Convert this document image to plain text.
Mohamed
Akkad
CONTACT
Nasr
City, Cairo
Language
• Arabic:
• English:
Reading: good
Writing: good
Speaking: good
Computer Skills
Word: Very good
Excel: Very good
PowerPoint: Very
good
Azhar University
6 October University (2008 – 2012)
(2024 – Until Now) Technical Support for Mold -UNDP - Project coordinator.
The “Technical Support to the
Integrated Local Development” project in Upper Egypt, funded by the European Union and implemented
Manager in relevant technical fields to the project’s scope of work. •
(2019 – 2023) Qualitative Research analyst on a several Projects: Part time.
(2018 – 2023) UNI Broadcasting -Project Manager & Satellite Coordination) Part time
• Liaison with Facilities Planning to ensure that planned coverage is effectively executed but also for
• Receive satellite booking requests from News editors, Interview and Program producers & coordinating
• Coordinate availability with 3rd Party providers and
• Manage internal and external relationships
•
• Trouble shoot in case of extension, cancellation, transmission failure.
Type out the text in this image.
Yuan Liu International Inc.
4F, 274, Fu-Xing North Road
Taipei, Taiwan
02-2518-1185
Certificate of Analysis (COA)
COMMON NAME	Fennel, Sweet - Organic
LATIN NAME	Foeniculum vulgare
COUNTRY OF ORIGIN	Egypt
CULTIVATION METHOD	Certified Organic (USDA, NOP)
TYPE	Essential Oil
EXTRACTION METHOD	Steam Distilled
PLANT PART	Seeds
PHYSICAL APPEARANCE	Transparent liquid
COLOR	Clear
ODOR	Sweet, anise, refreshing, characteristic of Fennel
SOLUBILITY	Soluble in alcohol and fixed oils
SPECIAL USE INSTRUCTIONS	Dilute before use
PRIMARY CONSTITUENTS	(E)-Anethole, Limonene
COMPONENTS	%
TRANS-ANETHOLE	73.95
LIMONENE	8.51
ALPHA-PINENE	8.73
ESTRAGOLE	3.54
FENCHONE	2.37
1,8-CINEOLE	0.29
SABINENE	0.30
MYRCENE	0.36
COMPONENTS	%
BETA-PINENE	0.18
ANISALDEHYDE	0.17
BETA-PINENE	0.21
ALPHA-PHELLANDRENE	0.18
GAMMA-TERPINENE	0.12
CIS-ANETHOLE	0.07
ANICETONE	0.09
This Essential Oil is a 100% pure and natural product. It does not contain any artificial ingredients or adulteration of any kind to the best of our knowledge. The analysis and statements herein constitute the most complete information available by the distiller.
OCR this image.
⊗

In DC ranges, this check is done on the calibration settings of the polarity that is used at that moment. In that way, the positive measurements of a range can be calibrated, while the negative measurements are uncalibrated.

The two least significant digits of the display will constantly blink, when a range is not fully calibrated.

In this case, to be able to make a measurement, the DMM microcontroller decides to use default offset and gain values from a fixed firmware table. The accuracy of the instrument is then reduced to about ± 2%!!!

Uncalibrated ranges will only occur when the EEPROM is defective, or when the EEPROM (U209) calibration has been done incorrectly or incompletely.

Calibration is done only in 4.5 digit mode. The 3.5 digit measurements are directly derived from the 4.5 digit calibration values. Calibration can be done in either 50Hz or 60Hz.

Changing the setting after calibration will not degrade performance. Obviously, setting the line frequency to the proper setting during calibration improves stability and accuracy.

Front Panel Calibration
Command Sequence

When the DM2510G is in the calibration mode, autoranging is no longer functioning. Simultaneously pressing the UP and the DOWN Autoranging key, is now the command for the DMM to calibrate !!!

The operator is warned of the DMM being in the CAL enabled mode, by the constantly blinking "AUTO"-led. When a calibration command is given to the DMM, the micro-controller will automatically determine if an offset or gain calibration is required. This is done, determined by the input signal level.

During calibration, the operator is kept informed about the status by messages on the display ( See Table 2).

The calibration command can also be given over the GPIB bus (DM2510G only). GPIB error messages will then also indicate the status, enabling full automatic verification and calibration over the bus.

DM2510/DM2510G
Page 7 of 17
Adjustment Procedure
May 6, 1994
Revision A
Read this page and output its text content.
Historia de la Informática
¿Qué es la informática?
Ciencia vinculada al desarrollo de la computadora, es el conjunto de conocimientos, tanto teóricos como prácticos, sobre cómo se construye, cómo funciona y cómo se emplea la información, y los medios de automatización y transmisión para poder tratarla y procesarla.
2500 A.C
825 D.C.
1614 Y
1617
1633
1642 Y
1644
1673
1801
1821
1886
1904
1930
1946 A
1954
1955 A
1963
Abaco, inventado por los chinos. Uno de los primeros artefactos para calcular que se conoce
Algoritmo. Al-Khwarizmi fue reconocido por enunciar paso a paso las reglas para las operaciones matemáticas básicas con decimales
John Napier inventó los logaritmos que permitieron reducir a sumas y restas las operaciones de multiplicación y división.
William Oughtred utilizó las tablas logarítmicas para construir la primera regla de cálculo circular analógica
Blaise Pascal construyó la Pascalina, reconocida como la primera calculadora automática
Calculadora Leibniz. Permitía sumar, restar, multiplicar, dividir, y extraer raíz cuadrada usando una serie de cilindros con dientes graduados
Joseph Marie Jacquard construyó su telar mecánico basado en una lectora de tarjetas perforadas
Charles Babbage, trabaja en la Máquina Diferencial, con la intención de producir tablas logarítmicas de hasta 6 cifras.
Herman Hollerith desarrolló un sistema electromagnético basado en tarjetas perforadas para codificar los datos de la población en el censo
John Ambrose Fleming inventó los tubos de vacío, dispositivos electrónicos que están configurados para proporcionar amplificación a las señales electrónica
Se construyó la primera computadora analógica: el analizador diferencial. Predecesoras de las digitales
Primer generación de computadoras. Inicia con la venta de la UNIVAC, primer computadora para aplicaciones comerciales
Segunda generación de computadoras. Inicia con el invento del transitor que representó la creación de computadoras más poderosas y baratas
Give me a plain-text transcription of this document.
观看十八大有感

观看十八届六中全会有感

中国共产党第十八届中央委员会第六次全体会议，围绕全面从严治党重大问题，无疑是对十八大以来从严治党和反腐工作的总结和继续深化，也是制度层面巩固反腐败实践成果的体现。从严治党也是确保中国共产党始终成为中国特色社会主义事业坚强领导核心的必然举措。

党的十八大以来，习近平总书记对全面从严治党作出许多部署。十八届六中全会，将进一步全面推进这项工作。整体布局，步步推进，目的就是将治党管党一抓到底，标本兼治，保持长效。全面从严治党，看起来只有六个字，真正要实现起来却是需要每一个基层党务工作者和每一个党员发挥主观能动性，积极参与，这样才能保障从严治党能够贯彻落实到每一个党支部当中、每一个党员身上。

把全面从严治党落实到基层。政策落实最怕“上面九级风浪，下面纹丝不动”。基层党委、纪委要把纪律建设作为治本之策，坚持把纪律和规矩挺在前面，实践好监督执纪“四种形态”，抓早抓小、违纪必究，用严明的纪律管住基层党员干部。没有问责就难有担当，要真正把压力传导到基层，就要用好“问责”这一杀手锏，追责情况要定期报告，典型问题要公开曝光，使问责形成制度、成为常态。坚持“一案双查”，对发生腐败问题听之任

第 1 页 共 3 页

▶ **PROBLEM**
Pull out all lines from the listing that contain the string "measurements".

▶ **FINISHED ANSWER**
In DC ranges, this check is done on the calibration settings of the polarity that is used at that moment. In that way, the positive measurements of a range can be calibrated, while the negative measurements are uncalibrated.
Calibration is done only in 4.5 digit mode. The 3.5 digit measurements are directly derived from the 4.5 digit calibration values. Calibration can be done in either 50Hz or 60Hz.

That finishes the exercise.